=== CHALLENGE ===
Repeat the whole of the data, keeping every detail the same.

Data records
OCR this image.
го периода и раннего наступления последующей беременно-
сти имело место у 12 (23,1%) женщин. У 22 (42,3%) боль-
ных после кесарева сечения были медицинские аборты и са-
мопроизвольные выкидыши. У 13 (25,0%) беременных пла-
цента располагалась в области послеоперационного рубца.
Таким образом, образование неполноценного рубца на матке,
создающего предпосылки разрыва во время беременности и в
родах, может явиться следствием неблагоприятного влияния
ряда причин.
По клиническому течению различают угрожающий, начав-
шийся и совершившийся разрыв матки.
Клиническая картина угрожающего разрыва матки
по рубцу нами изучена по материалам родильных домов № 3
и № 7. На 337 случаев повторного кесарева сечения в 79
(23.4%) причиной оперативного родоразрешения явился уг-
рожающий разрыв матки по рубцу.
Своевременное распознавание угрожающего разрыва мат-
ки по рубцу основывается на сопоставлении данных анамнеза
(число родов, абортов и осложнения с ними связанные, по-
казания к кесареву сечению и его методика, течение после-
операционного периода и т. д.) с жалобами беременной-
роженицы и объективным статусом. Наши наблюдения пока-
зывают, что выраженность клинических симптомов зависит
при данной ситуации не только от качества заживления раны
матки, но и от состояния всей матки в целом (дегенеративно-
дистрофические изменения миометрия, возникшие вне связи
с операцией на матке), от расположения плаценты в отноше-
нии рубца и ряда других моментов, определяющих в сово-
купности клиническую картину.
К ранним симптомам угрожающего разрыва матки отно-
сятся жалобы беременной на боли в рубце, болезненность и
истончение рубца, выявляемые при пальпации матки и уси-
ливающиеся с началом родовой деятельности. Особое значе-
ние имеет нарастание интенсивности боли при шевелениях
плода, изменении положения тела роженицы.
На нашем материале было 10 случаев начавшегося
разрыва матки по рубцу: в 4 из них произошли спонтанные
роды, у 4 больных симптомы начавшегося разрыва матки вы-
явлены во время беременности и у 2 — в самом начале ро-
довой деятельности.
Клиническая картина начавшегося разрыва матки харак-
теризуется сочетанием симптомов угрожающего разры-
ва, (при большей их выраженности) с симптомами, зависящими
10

=== EXPECTED ANSWER ===
OCR this image.
го периода и раннего наступления последующей беременно-
сти имело место у 12 (23,1%) женщин. У 22 (42,3%) боль-
ных после кесарева сечения были медицинские аборты и са-
мопроизвольные выкидыши. У 13 (25,0%) беременных пла-
цента располагалась в области послеоперационного рубца.
Таким образом, образование неполноценного рубца на матке,
создающего предпосылки разрыва во время беременности и в
родах, может явиться следствием неблагоприятного влияния
ряда причин.
По клиническому течению различают угрожающий, начав-
шийся и совершившийся разрыв матки.
Клиническая картина угрожающего разрыва матки
по рубцу нами изучена по материалам родильных домов № 3
и № 7. На 337 случаев повторного кесарева сечения в 79
(23.4%) причиной оперативного родоразрешения явился уг-
рожающий разрыв матки по рубцу.
Своевременное распознавание угрожающего разрыва мат-
ки по рубцу основывается на сопоставлении данных анамнеза
(число родов, абортов и осложнения с ними связанные, по-
казания к кесареву сечению и его методика, течение после-
операционного периода и т. д.) с жалобами беременной-
роженицы и объективным статусом. Наши наблюдения пока-
зывают, что выраженность клинических симптомов зависит
при данной ситуации не только от качества заживления раны
матки, но и от состояния всей матки в целом (дегенеративно-
дистрофические изменения миометрия, возникшие вне связи
с операцией на матке), от расположения плаценты в отноше-
нии рубца и ряда других моментов, определяющих в сово-
купности клиническую картину.
К ранним симптомам угрожающего разрыва матки отно-
сятся жалобы беременной на боли в рубце, болезненность и
истончение рубца, выявляемые при пальпации матки и уси-
ливающиеся с началом родовой деятельности. Особое значе-
ние имеет нарастание интенсивности боли при шевелениях
плода, изменении положения тела роженицы.
На нашем материале было 10 случаев начавшегося
разрыва матки по рубцу: в 4 из них произошли спонтанные
роды, у 4 больных симптомы начавшегося разрыва матки вы-
явлены во время беременности и у 2 — в самом начале ро-
довой деятельности.
Клиническая картина начавшегося разрыва матки харак-
теризуется сочетанием симптомов угрожающего разры-
ва, (при большей их выраженности) с симптомами, зависящими
10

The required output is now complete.